BEGIN Provided records
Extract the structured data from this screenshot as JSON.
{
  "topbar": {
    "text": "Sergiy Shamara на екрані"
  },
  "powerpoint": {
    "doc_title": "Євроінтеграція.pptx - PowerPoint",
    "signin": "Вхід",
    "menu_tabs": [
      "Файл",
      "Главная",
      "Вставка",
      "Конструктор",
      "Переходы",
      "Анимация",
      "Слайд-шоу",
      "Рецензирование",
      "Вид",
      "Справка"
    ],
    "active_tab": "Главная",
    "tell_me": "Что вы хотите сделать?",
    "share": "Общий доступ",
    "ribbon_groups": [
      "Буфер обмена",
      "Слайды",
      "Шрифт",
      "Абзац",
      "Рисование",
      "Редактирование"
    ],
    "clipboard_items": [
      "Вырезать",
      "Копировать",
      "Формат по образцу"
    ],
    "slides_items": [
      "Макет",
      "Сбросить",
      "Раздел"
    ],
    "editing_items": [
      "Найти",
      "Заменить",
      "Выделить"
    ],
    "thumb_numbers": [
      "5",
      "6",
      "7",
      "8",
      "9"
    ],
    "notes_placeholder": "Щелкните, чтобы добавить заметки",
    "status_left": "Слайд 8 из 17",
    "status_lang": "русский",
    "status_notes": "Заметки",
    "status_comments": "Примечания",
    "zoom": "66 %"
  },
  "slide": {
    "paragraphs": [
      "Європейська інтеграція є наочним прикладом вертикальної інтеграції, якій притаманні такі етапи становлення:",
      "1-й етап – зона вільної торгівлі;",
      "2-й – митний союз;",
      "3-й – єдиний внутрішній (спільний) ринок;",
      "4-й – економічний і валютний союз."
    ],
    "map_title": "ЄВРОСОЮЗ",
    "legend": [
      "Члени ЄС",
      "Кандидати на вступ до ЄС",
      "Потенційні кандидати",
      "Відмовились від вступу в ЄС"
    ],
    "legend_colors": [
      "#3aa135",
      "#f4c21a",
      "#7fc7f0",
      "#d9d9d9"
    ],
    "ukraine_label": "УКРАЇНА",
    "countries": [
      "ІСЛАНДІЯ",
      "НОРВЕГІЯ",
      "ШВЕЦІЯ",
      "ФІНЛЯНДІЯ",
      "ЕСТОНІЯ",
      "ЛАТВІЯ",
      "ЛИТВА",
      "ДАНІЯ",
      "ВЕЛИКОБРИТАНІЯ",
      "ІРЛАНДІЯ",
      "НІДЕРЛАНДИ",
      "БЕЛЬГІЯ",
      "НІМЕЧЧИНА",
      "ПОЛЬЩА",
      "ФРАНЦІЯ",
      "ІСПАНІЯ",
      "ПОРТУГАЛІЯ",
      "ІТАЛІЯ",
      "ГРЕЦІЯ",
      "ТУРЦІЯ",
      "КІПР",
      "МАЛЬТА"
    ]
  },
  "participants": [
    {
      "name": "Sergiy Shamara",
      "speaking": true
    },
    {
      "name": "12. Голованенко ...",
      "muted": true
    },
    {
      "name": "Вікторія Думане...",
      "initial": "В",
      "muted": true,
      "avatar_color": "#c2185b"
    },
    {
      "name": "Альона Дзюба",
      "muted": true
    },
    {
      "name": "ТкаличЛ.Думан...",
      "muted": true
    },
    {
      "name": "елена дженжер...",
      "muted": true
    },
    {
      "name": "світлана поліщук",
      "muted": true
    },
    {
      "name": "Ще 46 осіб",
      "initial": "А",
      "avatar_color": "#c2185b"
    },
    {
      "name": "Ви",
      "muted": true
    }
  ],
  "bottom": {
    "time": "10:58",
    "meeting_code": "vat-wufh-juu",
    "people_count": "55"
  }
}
END Provided records
■ **Exercise task**
Every entry should be printed again exactly as it stands.

■ **Solution to this task**
Extract the structured data from this screenshot as JSON.
{
  "topbar": {
    "text": "Sergiy Shamara на екрані"
  },
  "powerpoint": {
    "doc_title": "Євроінтеграція.pptx - PowerPoint",
    "signin": "Вхід",
    "menu_tabs": [
      "Файл",
      "Главная",
      "Вставка",
      "Конструктор",
      "Переходы",
      "Анимация",
      "Слайд-шоу",
      "Рецензирование",
      "Вид",
      "Справка"
    ],
    "active_tab": "Главная",
    "tell_me": "Что вы хотите сделать?",
    "share": "Общий доступ",
    "ribbon_groups": [
      "Буфер обмена",
      "Слайды",
      "Шрифт",
      "Абзац",
      "Рисование",
      "Редактирование"
    ],
    "clipboard_items": [
      "Вырезать",
      "Копировать",
      "Формат по образцу"
    ],
    "slides_items": [
      "Макет",
      "Сбросить",
      "Раздел"
    ],
    "editing_items": [
      "Найти",
      "Заменить",
      "Выделить"
    ],
    "thumb_numbers": [
      "5",
      "6",
      "7",
      "8",
      "9"
    ],
    "notes_placeholder": "Щелкните, чтобы добавить заметки",
    "status_left": "Слайд 8 из 17",
    "status_lang": "русский",
    "status_notes": "Заметки",
    "status_comments": "Примечания",
    "zoom": "66 %"
  },
  "slide": {
    "paragraphs": [
      "Європейська інтеграція є наочним прикладом вертикальної інтеграції, якій притаманні такі етапи становлення:",
      "1-й етап – зона вільної торгівлі;",
      "2-й – митний союз;",
      "3-й – єдиний внутрішній (спільний) ринок;",
      "4-й – економічний і валютний союз."
    ],
    "map_title": "ЄВРОСОЮЗ",
    "legend": [
      "Члени ЄС",
      "Кандидати на вступ до ЄС",
      "Потенційні кандидати",
      "Відмовились від вступу в ЄС"
    ],
    "legend_colors": [
      "#3aa135",
      "#f4c21a",
      "#7fc7f0",
      "#d9d9d9"
    ],
    "ukraine_label": "УКРАЇНА",
    "countries": [
      "ІСЛАНДІЯ",
      "НОРВЕГІЯ",
      "ШВЕЦІЯ",
      "ФІНЛЯНДІЯ",
      "ЕСТОНІЯ",
      "ЛАТВІЯ",
      "ЛИТВА",
      "ДАНІЯ",
      "ВЕЛИКОБРИТАНІЯ",
      "ІРЛАНДІЯ",
      "НІДЕРЛАНДИ",
      "БЕЛЬГІЯ",
      "НІМЕЧЧИНА",
      "ПОЛЬЩА",
      "ФРАНЦІЯ",
      "ІСПАНІЯ",
      "ПОРТУГАЛІЯ",
      "ІТАЛІЯ",
      "ГРЕЦІЯ",
      "ТУРЦІЯ",
      "КІПР",
      "МАЛЬТА"
    ]
  },
  "participants": [
    {
      "name": "Sergiy Shamara",
      "speaking": true
    },
    {
      "name": "12. Голованенко ...",
      "muted": true
    },
    {
      "name": "Вікторія Думане...",
      "initial": "В",
      "muted": true,
      "avatar_color": "#c2185b"
    },
    {
      "name": "Альона Дзюба",
      "muted": true
    },
    {
      "name": "ТкаличЛ.Думан...",
      "muted": true
    },
    {
      "name": "елена дженжер...",
      "muted": true
    },
    {
      "name": "світлана поліщук",
      "muted": true
    },
    {
      "name": "Ще 46 осіб",
      "initial": "А",
      "avatar_color": "#c2185b"
    },
    {
      "name": "Ви",
      "muted": true
    }
  ],
  "bottom": {
    "time": "10:58",
    "meeting_code": "vat-wufh-juu",
    "people_count": "55"
  }
}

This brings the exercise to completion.